WHAT YOU ARE ASKED TO DO: Copy every one of the lines below word for word, leaving out the pictures.

Layout notes
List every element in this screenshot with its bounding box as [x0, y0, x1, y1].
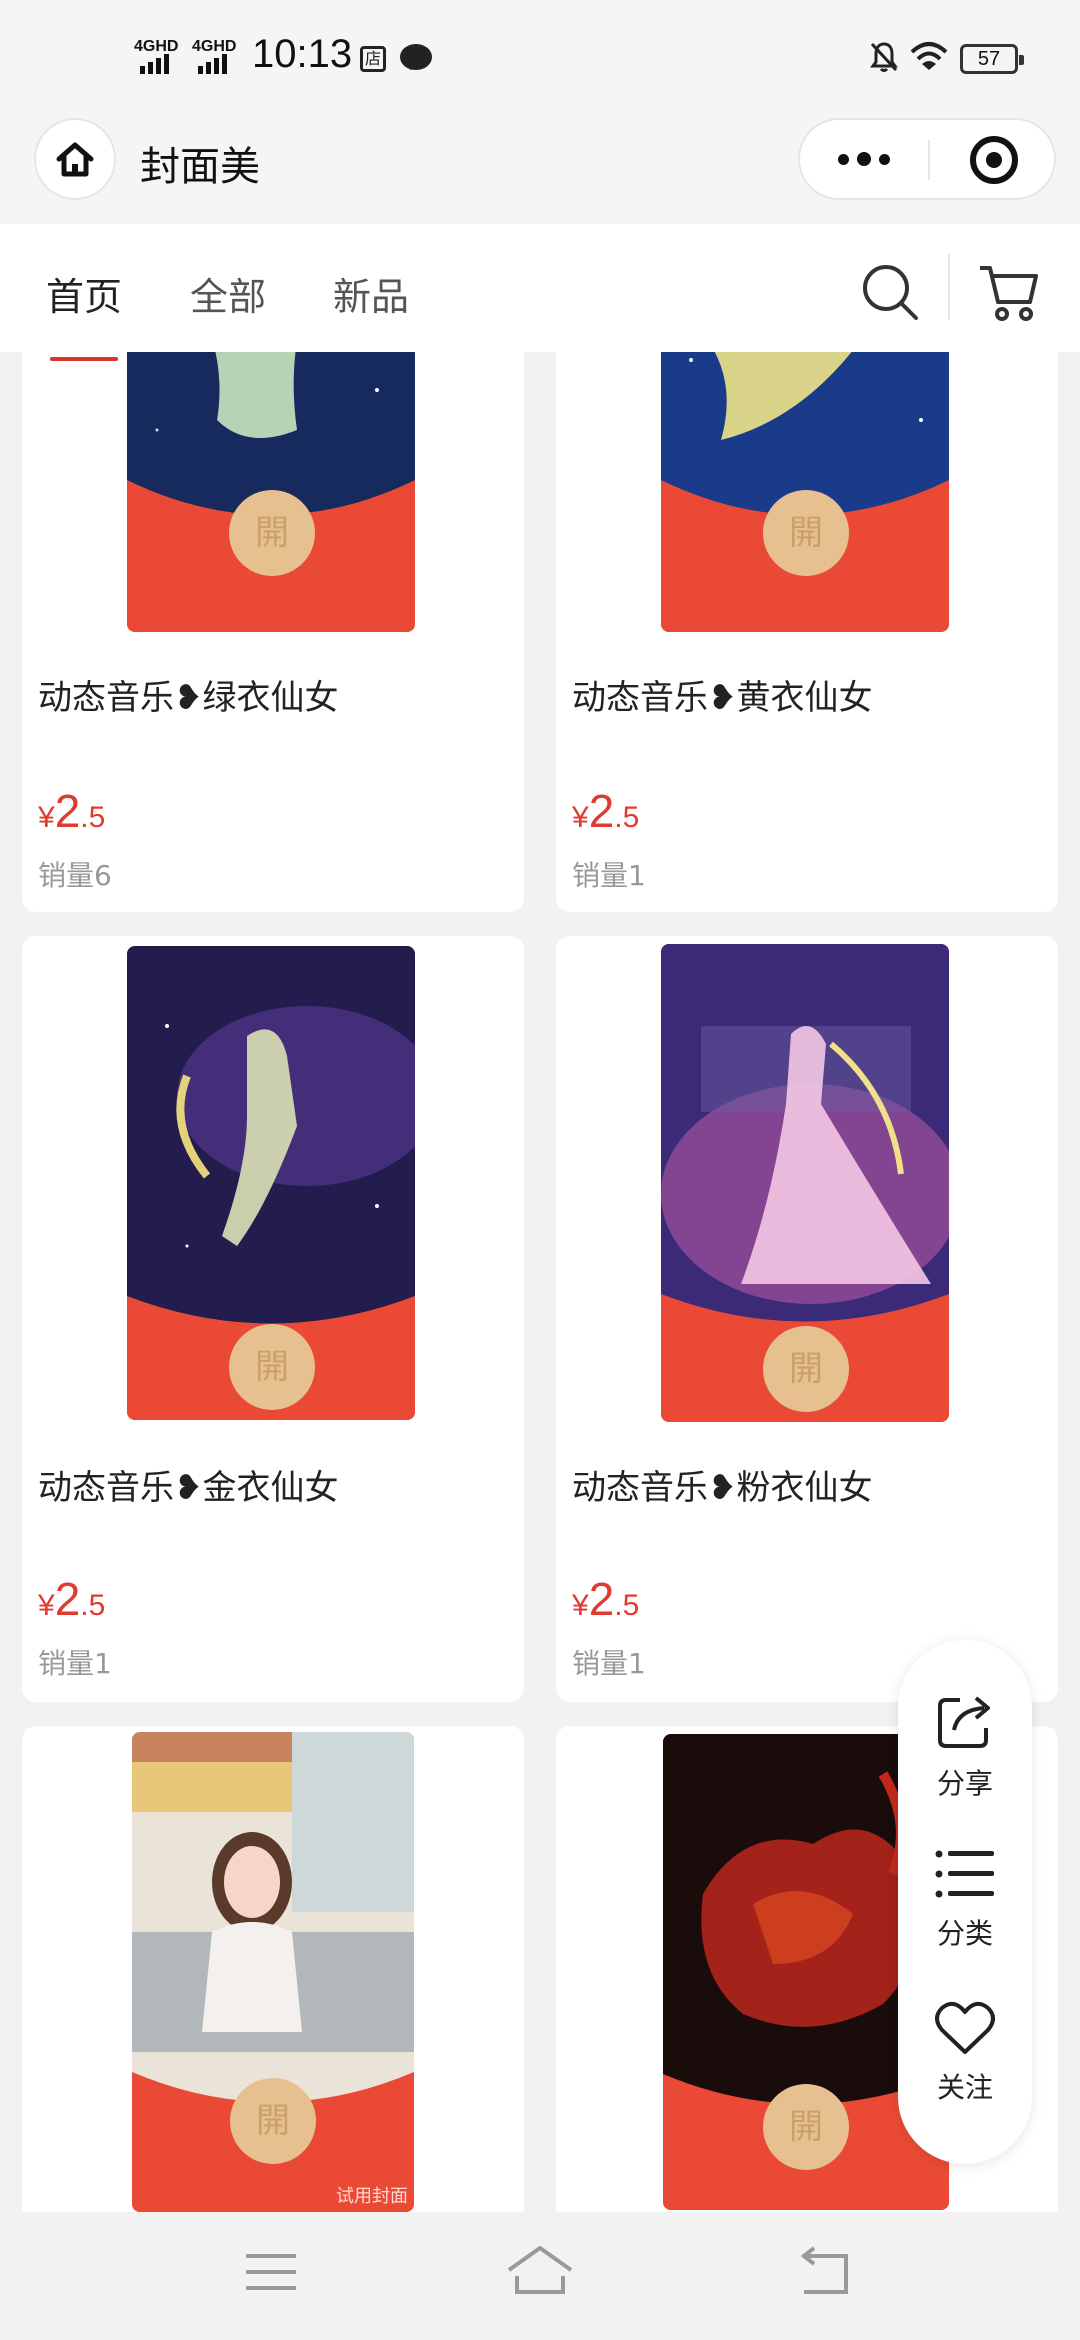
- product-card[interactable]: 開 动态音乐❥粉衣仙女 ¥2.5 销量1: [556, 936, 1058, 1702]
- trial-cover-label: 试用封面: [336, 2186, 408, 2207]
- signal-bars-icon-2: [198, 54, 227, 74]
- product-card[interactable]: 開 动态音乐❥绿衣仙女 ¥2.5 销量6: [22, 300, 524, 912]
- system-navigation-bar: [0, 2212, 1080, 2340]
- shop-icon: 店: [360, 46, 386, 72]
- follow-button[interactable]: 关注: [898, 2000, 1032, 2106]
- status-time: 10:13: [252, 32, 353, 76]
- bell-muted-icon: [870, 42, 898, 72]
- share-icon: [938, 1696, 990, 1748]
- product-name: 动态音乐❥金衣仙女: [38, 1468, 339, 1508]
- product-price: ¥2.5: [572, 785, 640, 837]
- product-card[interactable]: 開 试用封面: [22, 1726, 524, 2226]
- status-bar: 4GHD 4GHD 10:13 店 57: [0, 0, 1080, 118]
- product-cover: 開: [127, 946, 415, 1420]
- back-icon[interactable]: [790, 2242, 860, 2302]
- product-name: 动态音乐❥粉衣仙女: [572, 1468, 873, 1508]
- chat-bubble-icon: [400, 44, 432, 70]
- cart-icon[interactable]: [976, 260, 1040, 324]
- battery-indicator: 57: [960, 44, 1024, 74]
- top-navigation: 首页 全部 新品: [0, 224, 1080, 361]
- app-title: 封面美: [140, 144, 260, 190]
- product-cover: 開: [661, 944, 949, 1422]
- floating-action-panel: 分享 分类 关注: [898, 1640, 1032, 2164]
- app-header: 封面美: [0, 118, 1080, 224]
- open-seal: 開: [230, 2078, 316, 2164]
- product-price: ¥2.5: [572, 1573, 640, 1625]
- capsule-divider: [928, 140, 930, 180]
- heart-icon: [935, 2001, 995, 2054]
- product-price: ¥2.5: [38, 785, 106, 837]
- wifi-icon: [910, 42, 948, 70]
- home-button[interactable]: [34, 118, 116, 200]
- tab-home[interactable]: 首页: [46, 266, 122, 361]
- tab-all[interactable]: 全部: [190, 266, 266, 321]
- open-seal: 開: [229, 490, 315, 576]
- search-icon[interactable]: [860, 262, 920, 322]
- open-seal: 開: [763, 490, 849, 576]
- signal-bars-icon: [140, 54, 169, 74]
- product-name: 动态音乐❥绿衣仙女: [38, 678, 339, 718]
- product-sales: 销量6: [38, 859, 112, 892]
- product-price: ¥2.5: [38, 1573, 106, 1625]
- list-icon: [935, 1850, 994, 1898]
- more-button[interactable]: [800, 120, 928, 198]
- home-icon: [56, 142, 94, 177]
- menu-icon[interactable]: [236, 2242, 306, 2302]
- tab-new[interactable]: 新品: [333, 266, 409, 321]
- nav-divider: [948, 254, 950, 320]
- home-nav-icon[interactable]: [505, 2242, 575, 2302]
- share-button[interactable]: 分享: [898, 1690, 1032, 1802]
- product-sales: 销量1: [38, 1647, 112, 1680]
- product-sales: 销量1: [572, 859, 646, 892]
- product-card[interactable]: 開 动态音乐❥金衣仙女 ¥2.5 销量1: [22, 936, 524, 1702]
- product-card[interactable]: 開 动态音乐❥黄衣仙女 ¥2.5 销量1: [556, 300, 1058, 912]
- close-miniprogram-button[interactable]: [970, 136, 1018, 184]
- open-seal: 開: [229, 1324, 315, 1410]
- product-sales: 销量1: [572, 1647, 646, 1680]
- capsule-menu: [798, 118, 1056, 200]
- open-seal: 開: [763, 1326, 849, 1412]
- category-button[interactable]: 分类: [898, 1846, 1032, 1952]
- product-name: 动态音乐❥黄衣仙女: [572, 678, 873, 718]
- open-seal: 開: [763, 2084, 849, 2170]
- product-cover: 開 试用封面: [132, 1732, 414, 2212]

REPLY TO THE EXERCISE:
List every element in this screenshot with its bounding box as [x0, y0, x1, y1].
- product-card[interactable]: 開 动态音乐❥粉衣仙女 ¥2.5 销量1: [556, 936, 1058, 1702]
- trial-cover-label: 试用封面: [336, 2186, 408, 2207]
- signal-bars-icon-2: [198, 54, 227, 74]
- product-card[interactable]: 開 动态音乐❥绿衣仙女 ¥2.5 销量6: [22, 300, 524, 912]
- system-navigation-bar: [0, 2212, 1080, 2340]
- shop-icon: 店: [360, 46, 386, 72]
- follow-button[interactable]: 关注: [898, 2000, 1032, 2106]
- status-time: 10:13: [252, 32, 353, 76]
- bell-muted-icon: [870, 42, 898, 72]
- share-icon: [938, 1696, 990, 1748]
- product-name: 动态音乐❥金衣仙女: [38, 1468, 339, 1508]
- product-price: ¥2.5: [572, 785, 640, 837]
- product-card[interactable]: 開 试用封面: [22, 1726, 524, 2226]
- status-bar: 4GHD 4GHD 10:13 店 57: [0, 0, 1080, 118]
- product-cover: 開: [127, 946, 415, 1420]
- back-icon[interactable]: [790, 2242, 860, 2302]
- product-name: 动态音乐❥粉衣仙女: [572, 1468, 873, 1508]
- chat-bubble-icon: [400, 44, 432, 70]
- cart-icon[interactable]: [976, 260, 1040, 324]
- battery-indicator: 57: [960, 44, 1024, 74]
- top-navigation: 首页 全部 新品: [0, 224, 1080, 361]
- app-title: 封面美: [140, 144, 260, 190]
- product-cover: 開: [661, 944, 949, 1422]
- floating-action-panel: 分享 分类 关注: [898, 1640, 1032, 2164]
- app-header: 封面美: [0, 118, 1080, 224]
- open-seal: 開: [230, 2078, 316, 2164]
- product-price: ¥2.5: [572, 1573, 640, 1625]
- capsule-divider: [928, 140, 930, 180]
- heart-icon: [935, 2001, 995, 2054]
- product-price: ¥2.5: [38, 785, 106, 837]
- wifi-icon: [910, 42, 948, 70]
- home-button[interactable]: [34, 118, 116, 200]
- tab-home[interactable]: 首页: [46, 266, 122, 361]
- tab-all[interactable]: 全部: [190, 266, 266, 321]
- open-seal: 開: [229, 490, 315, 576]
- search-icon[interactable]: [860, 262, 920, 322]
- open-seal: 開: [763, 490, 849, 576]
- signal-bars-icon: [140, 54, 169, 74]
- product-name: 动态音乐❥绿衣仙女: [38, 678, 339, 718]
- product-sales: 销量6: [38, 859, 112, 892]
- product-price: ¥2.5: [38, 1573, 106, 1625]
- list-icon: [935, 1850, 994, 1898]
- more-button[interactable]: [800, 120, 928, 198]
- home-icon: [56, 142, 94, 177]
- menu-icon[interactable]: [236, 2242, 306, 2302]
- tab-new[interactable]: 新品: [333, 266, 409, 321]
- nav-divider: [948, 254, 950, 320]
- home-nav-icon[interactable]: [505, 2242, 575, 2302]
- share-button[interactable]: 分享: [898, 1690, 1032, 1802]
- product-sales: 销量1: [38, 1647, 112, 1680]
- product-sales: 销量1: [572, 859, 646, 892]
- product-card[interactable]: 開 动态音乐❥金衣仙女 ¥2.5 销量1: [22, 936, 524, 1702]
- product-card[interactable]: 開 动态音乐❥黄衣仙女 ¥2.5 销量1: [556, 300, 1058, 912]
- close-miniprogram-button[interactable]: [970, 136, 1018, 184]
- open-seal: 開: [229, 1324, 315, 1410]
- product-sales: 销量1: [572, 1647, 646, 1680]
- capsule-menu: [798, 118, 1056, 200]
- open-seal: 開: [763, 1326, 849, 1412]
- category-button[interactable]: 分类: [898, 1846, 1032, 1952]
- product-name: 动态音乐❥黄衣仙女: [572, 678, 873, 718]
- open-seal: 開: [763, 2084, 849, 2170]
- product-cover: 開 试用封面: [132, 1732, 414, 2212]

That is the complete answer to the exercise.